■ Goal ■
Copy out the entries below line for line, keeping every character as it is.
----- Input
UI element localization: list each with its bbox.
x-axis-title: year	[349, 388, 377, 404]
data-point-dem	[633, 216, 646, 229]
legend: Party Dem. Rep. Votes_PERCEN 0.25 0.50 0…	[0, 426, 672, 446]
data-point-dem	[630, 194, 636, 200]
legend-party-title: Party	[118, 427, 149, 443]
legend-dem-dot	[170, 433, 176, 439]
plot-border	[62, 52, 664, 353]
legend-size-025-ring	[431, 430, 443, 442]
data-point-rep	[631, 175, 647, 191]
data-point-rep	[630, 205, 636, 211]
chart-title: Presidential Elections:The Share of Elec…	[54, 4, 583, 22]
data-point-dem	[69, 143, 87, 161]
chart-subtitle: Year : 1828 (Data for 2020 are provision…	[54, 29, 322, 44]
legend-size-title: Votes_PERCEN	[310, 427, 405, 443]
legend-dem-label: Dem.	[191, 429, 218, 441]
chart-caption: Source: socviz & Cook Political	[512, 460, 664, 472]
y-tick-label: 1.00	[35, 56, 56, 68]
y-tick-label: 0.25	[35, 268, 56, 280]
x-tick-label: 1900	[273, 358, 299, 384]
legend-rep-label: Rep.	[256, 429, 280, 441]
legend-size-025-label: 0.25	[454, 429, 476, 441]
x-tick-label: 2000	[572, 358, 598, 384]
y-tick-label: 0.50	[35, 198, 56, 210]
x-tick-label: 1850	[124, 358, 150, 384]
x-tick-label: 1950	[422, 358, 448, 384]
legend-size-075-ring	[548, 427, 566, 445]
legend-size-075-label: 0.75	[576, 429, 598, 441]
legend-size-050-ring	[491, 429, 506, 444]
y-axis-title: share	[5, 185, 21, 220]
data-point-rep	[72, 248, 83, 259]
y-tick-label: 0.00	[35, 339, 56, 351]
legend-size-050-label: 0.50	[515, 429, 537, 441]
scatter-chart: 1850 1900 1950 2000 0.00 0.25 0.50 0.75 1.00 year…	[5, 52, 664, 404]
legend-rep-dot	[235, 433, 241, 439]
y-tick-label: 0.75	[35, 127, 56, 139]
----------
■ Answer to this problem ■
UI element localization: list each with its bbox.
x-axis-title: year	[349, 388, 377, 404]
data-point-dem	[633, 216, 646, 229]
legend: Party Dem. Rep. Votes_PERCEN 0.25 0.50 0…	[0, 426, 672, 446]
data-point-dem	[630, 194, 636, 200]
legend-party-title: Party	[118, 427, 149, 443]
legend-dem-dot	[170, 433, 176, 439]
plot-border	[62, 52, 664, 353]
legend-size-025-ring	[431, 430, 443, 442]
data-point-rep	[631, 175, 647, 191]
data-point-rep	[630, 205, 636, 211]
chart-title: Presidential Elections:The Share of Elec…	[54, 4, 583, 22]
data-point-dem	[69, 143, 87, 161]
chart-subtitle: Year : 1828 (Data for 2020 are provision…	[54, 29, 322, 44]
legend-size-title: Votes_PERCEN	[310, 427, 405, 443]
legend-dem-label: Dem.	[191, 429, 218, 441]
chart-caption: Source: socviz & Cook Political	[512, 460, 664, 472]
y-tick-label: 1.00	[35, 56, 56, 68]
y-tick-label: 0.25	[35, 268, 56, 280]
x-tick-label: 1900	[273, 358, 299, 384]
legend-rep-label: Rep.	[256, 429, 280, 441]
legend-size-025-label: 0.25	[454, 429, 476, 441]
x-tick-label: 2000	[572, 358, 598, 384]
y-tick-label: 0.50	[35, 198, 56, 210]
x-tick-label: 1850	[124, 358, 150, 384]
x-tick-label: 1950	[422, 358, 448, 384]
legend-size-075-ring	[548, 427, 566, 445]
legend-size-075-label: 0.75	[576, 429, 598, 441]
legend-size-050-ring	[491, 429, 506, 444]
y-axis-title: share	[5, 185, 21, 220]
data-point-rep	[72, 248, 83, 259]
y-tick-label: 0.00	[35, 339, 56, 351]
legend-size-050-label: 0.50	[515, 429, 537, 441]
scatter-chart: 1850 1900 1950 2000 0.00 0.25 0.50 0.75 1.00 year…	[5, 52, 664, 404]
legend-rep-dot	[235, 433, 241, 439]
y-tick-label: 0.75	[35, 127, 56, 139]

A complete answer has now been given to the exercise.